Available data:
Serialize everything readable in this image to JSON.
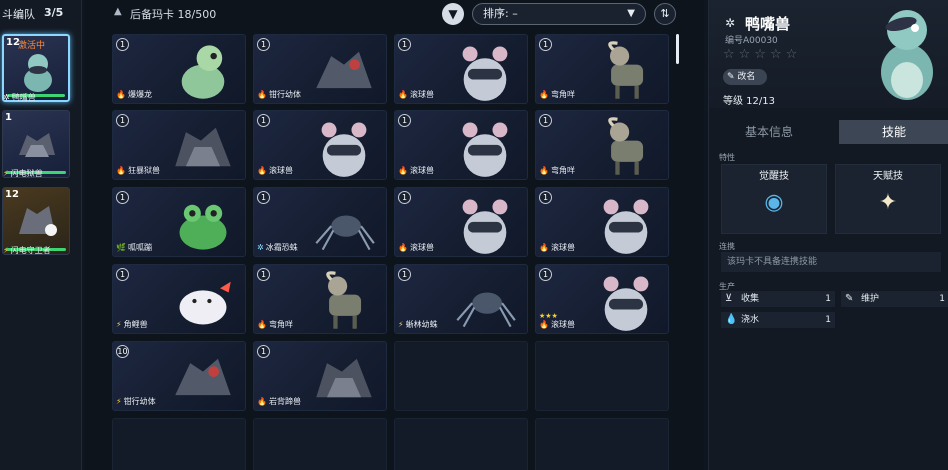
{
  "team": {
    "label": "斗编队",
    "count": "3/5",
    "members": [
      {
        "level": "12",
        "status": "激活中",
        "name": "鸭嘴兽",
        "icon_name": "snowflake-icon"
      },
      {
        "level": "1",
        "status": "",
        "name": "闪电狱兽",
        "icon_name": "lightning-icon"
      },
      {
        "level": "12",
        "status": "",
        "name": "闪电守卫者",
        "icon_name": "lightning-icon"
      }
    ]
  },
  "toolbar": {
    "backup_label": "后备玛卡 18/500",
    "sort_label": "排序: –",
    "filter_icon": "filter-icon",
    "order_icon": "sort-order-icon"
  },
  "cards": [
    {
      "level": "1",
      "name": "爆爆龙",
      "element": "fire",
      "creature": "dino",
      "stars": ""
    },
    {
      "level": "1",
      "name": "钳行幼体",
      "element": "fire",
      "creature": "bug",
      "stars": ""
    },
    {
      "level": "1",
      "name": "滚球兽",
      "element": "fire",
      "creature": "mouse",
      "stars": ""
    },
    {
      "level": "1",
      "name": "弯角咩",
      "element": "fire",
      "creature": "goat",
      "stars": ""
    },
    {
      "level": "1",
      "name": "狂暴狱兽",
      "element": "fire",
      "creature": "beast",
      "stars": ""
    },
    {
      "level": "1",
      "name": "滚球兽",
      "element": "fire",
      "creature": "mouse",
      "stars": ""
    },
    {
      "level": "1",
      "name": "滚球兽",
      "element": "fire",
      "creature": "mouse",
      "stars": ""
    },
    {
      "level": "1",
      "name": "弯角咩",
      "element": "fire",
      "creature": "goat",
      "stars": ""
    },
    {
      "level": "1",
      "name": "呱呱蹦",
      "element": "grass",
      "creature": "frog",
      "stars": ""
    },
    {
      "level": "1",
      "name": "冰霜恐蛛",
      "element": "ice",
      "creature": "spider",
      "stars": ""
    },
    {
      "level": "1",
      "name": "滚球兽",
      "element": "fire",
      "creature": "mouse",
      "stars": ""
    },
    {
      "level": "1",
      "name": "滚球兽",
      "element": "fire",
      "creature": "mouse",
      "stars": ""
    },
    {
      "level": "1",
      "name": "角鲤兽",
      "element": "lightning",
      "creature": "axolotl",
      "stars": ""
    },
    {
      "level": "1",
      "name": "弯角咩",
      "element": "fire",
      "creature": "goat",
      "stars": ""
    },
    {
      "level": "1",
      "name": "蜥林幼蛛",
      "element": "lightning",
      "creature": "spider",
      "stars": ""
    },
    {
      "level": "1",
      "name": "滚球兽",
      "element": "fire",
      "creature": "mouse",
      "stars": "★★★"
    },
    {
      "level": "10",
      "name": "钳行幼体",
      "element": "lightning",
      "creature": "bug",
      "stars": ""
    },
    {
      "level": "1",
      "name": "岩背蹄兽",
      "element": "fire",
      "creature": "beast",
      "stars": ""
    }
  ],
  "detail": {
    "name": "鸭嘴兽",
    "code": "编号A00030",
    "stars": "☆☆☆☆☆",
    "rename": "改名",
    "level": "等级 12/13",
    "tabs": [
      "基本信息",
      "技能"
    ],
    "trait_label": "特性",
    "skills": [
      "觉醒技",
      "天赋技"
    ],
    "combo_label": "连携",
    "combo_text": "该玛卡不具备连携技能",
    "production_label": "生产",
    "production": [
      {
        "icon_name": "basket-icon",
        "label": "收集",
        "value": "1"
      },
      {
        "icon_name": "wrench-icon",
        "label": "维护",
        "value": "1"
      },
      {
        "icon_name": "water-drop-icon",
        "label": "浇水",
        "value": "1"
      }
    ]
  },
  "colors": {
    "fire": "#ff8a3a",
    "grass": "#3ed474",
    "ice": "#8ad7ff",
    "lightning": "#f0d040",
    "accent": "#8ad7ff"
  }
}
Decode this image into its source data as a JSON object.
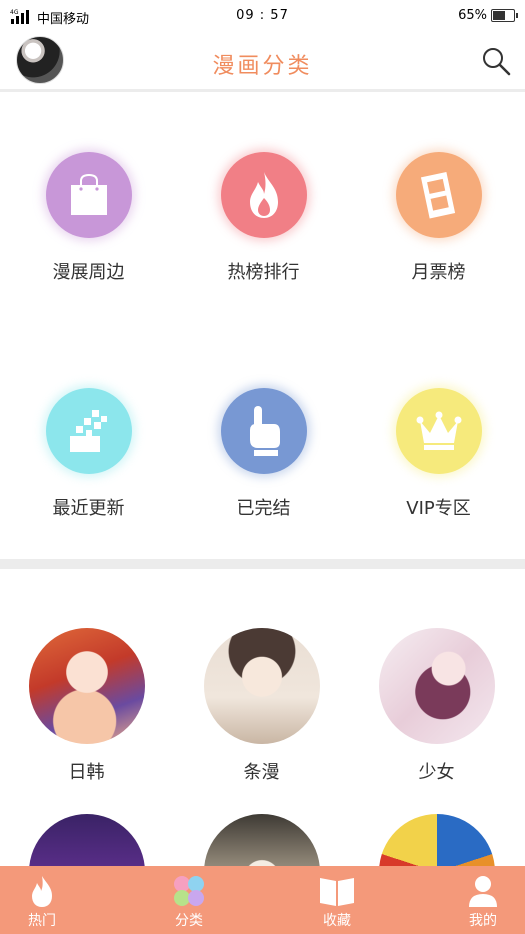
{
  "status_bar": {
    "network": "4G",
    "carrier": "中国移动",
    "time": "09 : 57",
    "battery": "65%",
    "battery_level": 0.65
  },
  "header": {
    "title": "漫画分类"
  },
  "categories": [
    {
      "label": "漫展周边",
      "color": "#c897d8",
      "icon": "shopping-bag-icon"
    },
    {
      "label": "热榜排行",
      "color": "#f17f86",
      "icon": "flame-icon"
    },
    {
      "label": "月票榜",
      "color": "#f6ab7a",
      "icon": "ticket-icon"
    },
    {
      "label": "最近更新",
      "color": "#8ce6ec",
      "icon": "pixel-update-icon"
    },
    {
      "label": "已完结",
      "color": "#7898d3",
      "icon": "pointing-hand-icon"
    },
    {
      "label": "VIP专区",
      "color": "#f6ea7c",
      "icon": "crown-icon"
    }
  ],
  "genres": [
    {
      "label": "日韩"
    },
    {
      "label": "条漫"
    },
    {
      "label": "少女"
    }
  ],
  "tabs": [
    {
      "label": "热门",
      "icon": "flame-icon"
    },
    {
      "label": "分类",
      "icon": "clover-icon"
    },
    {
      "label": "收藏",
      "icon": "book-icon"
    },
    {
      "label": "我的",
      "icon": "person-icon"
    }
  ]
}
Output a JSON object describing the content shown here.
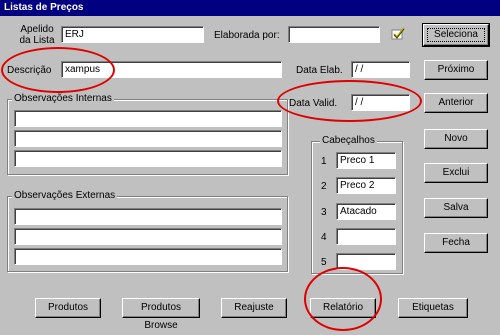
{
  "window": {
    "title": "Listas de Preços"
  },
  "form": {
    "apelido_label_1": "Apelido",
    "apelido_label_2": "da Lista",
    "apelido_value": "ERJ",
    "elaborada_label": "Elaborada por:",
    "elaborada_value": "",
    "descricao_label": "Descrição",
    "descricao_value": "xampus",
    "data_elab_label": "Data Elab.",
    "data_elab_value": " / /",
    "data_valid_label": "Data Valid.",
    "data_valid_value": " / /"
  },
  "obs_internas": {
    "title": "Observações Internas",
    "lines": [
      "",
      "",
      ""
    ]
  },
  "obs_externas": {
    "title": "Observações Externas",
    "lines": [
      "",
      "",
      ""
    ]
  },
  "cabecalhos": {
    "title": "Cabeçalhos",
    "rows": [
      {
        "num": "1",
        "value": "Preco 1"
      },
      {
        "num": "2",
        "value": "Preco 2"
      },
      {
        "num": "3",
        "value": "Atacado"
      },
      {
        "num": "4",
        "value": ""
      },
      {
        "num": "5",
        "value": ""
      }
    ]
  },
  "side_buttons": {
    "seleciona": "Seleciona",
    "proximo": "Próximo",
    "anterior": "Anterior",
    "novo": "Novo",
    "exclui": "Exclui",
    "salva": "Salva",
    "fecha": "Fecha"
  },
  "bottom_buttons": {
    "produtos": "Produtos",
    "produtos_browse": "Produtos Browse",
    "reajuste": "Reajuste",
    "relatorio": "Relatório",
    "etiquetas": "Etiquetas"
  },
  "colors": {
    "annotation_circle": "#e00000",
    "title_bar": "#000080"
  },
  "icons": {
    "pick_user": "checkmark-icon"
  }
}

Short task: Copy out all of the data word for word. Do not carry over any picture.

Task response:
Serialize everything readable in this image to JSON.
{
  "team": {
    "label": "斗编队",
    "count": "3/5",
    "members": [
      {
        "level": "12",
        "status": "激活中",
        "name": "鸭嘴兽",
        "icon_name": "snowflake-icon"
      },
      {
        "level": "1",
        "status": "",
        "name": "闪电狱兽",
        "icon_name": "lightning-icon"
      },
      {
        "level": "12",
        "status": "",
        "name": "闪电守卫者",
        "icon_name": "lightning-icon"
      }
    ]
  },
  "toolbar": {
    "backup_label": "后备玛卡 18/500",
    "sort_label": "排序: –",
    "filter_icon": "filter-icon",
    "order_icon": "sort-order-icon"
  },
  "cards": [
    {
      "level": "1",
      "name": "爆爆龙",
      "element": "fire",
      "creature": "dino",
      "stars": ""
    },
    {
      "level": "1",
      "name": "钳行幼体",
      "element": "fire",
      "creature": "bug",
      "stars": ""
    },
    {
      "level": "1",
      "name": "滚球兽",
      "element": "fire",
      "creature": "mouse",
      "stars": ""
    },
    {
      "level": "1",
      "name": "弯角咩",
      "element": "fire",
      "creature": "goat",
      "stars": ""
    },
    {
      "level": "1",
      "name": "狂暴狱兽",
      "element": "fire",
      "creature": "beast",
      "stars": ""
    },
    {
      "level": "1",
      "name": "滚球兽",
      "element": "fire",
      "creature": "mouse",
      "stars": ""
    },
    {
      "level": "1",
      "name": "滚球兽",
      "element": "fire",
      "creature": "mouse",
      "stars": ""
    },
    {
      "level": "1",
      "name": "弯角咩",
      "element": "fire",
      "creature": "goat",
      "stars": ""
    },
    {
      "level": "1",
      "name": "呱呱蹦",
      "element": "grass",
      "creature": "frog",
      "stars": ""
    },
    {
      "level": "1",
      "name": "冰霜恐蛛",
      "element": "ice",
      "creature": "spider",
      "stars": ""
    },
    {
      "level": "1",
      "name": "滚球兽",
      "element": "fire",
      "creature": "mouse",
      "stars": ""
    },
    {
      "level": "1",
      "name": "滚球兽",
      "element": "fire",
      "creature": "mouse",
      "stars": ""
    },
    {
      "level": "1",
      "name": "角鲤兽",
      "element": "lightning",
      "creature": "axolotl",
      "stars": ""
    },
    {
      "level": "1",
      "name": "弯角咩",
      "element": "fire",
      "creature": "goat",
      "stars": ""
    },
    {
      "level": "1",
      "name": "蜥林幼蛛",
      "element": "lightning",
      "creature": "spider",
      "stars": ""
    },
    {
      "level": "1",
      "name": "滚球兽",
      "element": "fire",
      "creature": "mouse",
      "stars": "★★★"
    },
    {
      "level": "10",
      "name": "钳行幼体",
      "element": "lightning",
      "creature": "bug",
      "stars": ""
    },
    {
      "level": "1",
      "name": "岩背蹄兽",
      "element": "fire",
      "creature": "beast",
      "stars": ""
    }
  ],
  "detail": {
    "name": "鸭嘴兽",
    "code": "编号A00030",
    "stars": "☆☆☆☆☆",
    "rename": "改名",
    "level": "等级 12/13",
    "tabs": [
      "基本信息",
      "技能"
    ],
    "trait_label": "特性",
    "skills": [
      "觉醒技",
      "天赋技"
    ],
    "combo_label": "连携",
    "combo_text": "该玛卡不具备连携技能",
    "production_label": "生产",
    "production": [
      {
        "icon_name": "basket-icon",
        "label": "收集",
        "value": "1"
      },
      {
        "icon_name": "wrench-icon",
        "label": "维护",
        "value": "1"
      },
      {
        "icon_name": "water-drop-icon",
        "label": "浇水",
        "value": "1"
      }
    ]
  },
  "colors": {
    "fire": "#ff8a3a",
    "grass": "#3ed474",
    "ice": "#8ad7ff",
    "lightning": "#f0d040",
    "accent": "#8ad7ff"
  }
}
Decode this image into its source data as a JSON object.
{
  "status_bar": {
    "network": "4G",
    "carrier": "中国移动",
    "time": "09 : 57",
    "battery": "65%",
    "battery_level": 0.65
  },
  "header": {
    "title": "漫画分类"
  },
  "categories": [
    {
      "label": "漫展周边",
      "color": "#c897d8",
      "icon": "shopping-bag-icon"
    },
    {
      "label": "热榜排行",
      "color": "#f17f86",
      "icon": "flame-icon"
    },
    {
      "label": "月票榜",
      "color": "#f6ab7a",
      "icon": "ticket-icon"
    },
    {
      "label": "最近更新",
      "color": "#8ce6ec",
      "icon": "pixel-update-icon"
    },
    {
      "label": "已完结",
      "color": "#7898d3",
      "icon": "pointing-hand-icon"
    },
    {
      "label": "VIP专区",
      "color": "#f6ea7c",
      "icon": "crown-icon"
    }
  ],
  "genres": [
    {
      "label": "日韩"
    },
    {
      "label": "条漫"
    },
    {
      "label": "少女"
    }
  ],
  "tabs": [
    {
      "label": "热门",
      "icon": "flame-icon"
    },
    {
      "label": "分类",
      "icon": "clover-icon"
    },
    {
      "label": "收藏",
      "icon": "book-icon"
    },
    {
      "label": "我的",
      "icon": "person-icon"
    }
  ]
}
Output a JSON object describing the content shown here.
{
  "window": {
    "title": "Listas de Preços"
  },
  "form": {
    "apelido_label_1": "Apelido",
    "apelido_label_2": "da Lista",
    "apelido_value": "ERJ",
    "elaborada_label": "Elaborada por:",
    "elaborada_value": "",
    "descricao_label": "Descrição",
    "descricao_value": "xampus",
    "data_elab_label": "Data Elab.",
    "data_elab_value": " / /",
    "data_valid_label": "Data Valid.",
    "data_valid_value": " / /"
  },
  "obs_internas": {
    "title": "Observações Internas",
    "lines": [
      "",
      "",
      ""
    ]
  },
  "obs_externas": {
    "title": "Observações Externas",
    "lines": [
      "",
      "",
      ""
    ]
  },
  "cabecalhos": {
    "title": "Cabeçalhos",
    "rows": [
      {
        "num": "1",
        "value": "Preco 1"
      },
      {
        "num": "2",
        "value": "Preco 2"
      },
      {
        "num": "3",
        "value": "Atacado"
      },
      {
        "num": "4",
        "value": ""
      },
      {
        "num": "5",
        "value": ""
      }
    ]
  },
  "side_buttons": {
    "seleciona": "Seleciona",
    "proximo": "Próximo",
    "anterior": "Anterior",
    "novo": "Novo",
    "exclui": "Exclui",
    "salva": "Salva",
    "fecha": "Fecha"
  },
  "bottom_buttons": {
    "produtos": "Produtos",
    "produtos_browse": "Produtos Browse",
    "reajuste": "Reajuste",
    "relatorio": "Relatório",
    "etiquetas": "Etiquetas"
  },
  "colors": {
    "annotation_circle": "#e00000",
    "title_bar": "#000080"
  },
  "icons": {
    "pick_user": "checkmark-icon"
  }
}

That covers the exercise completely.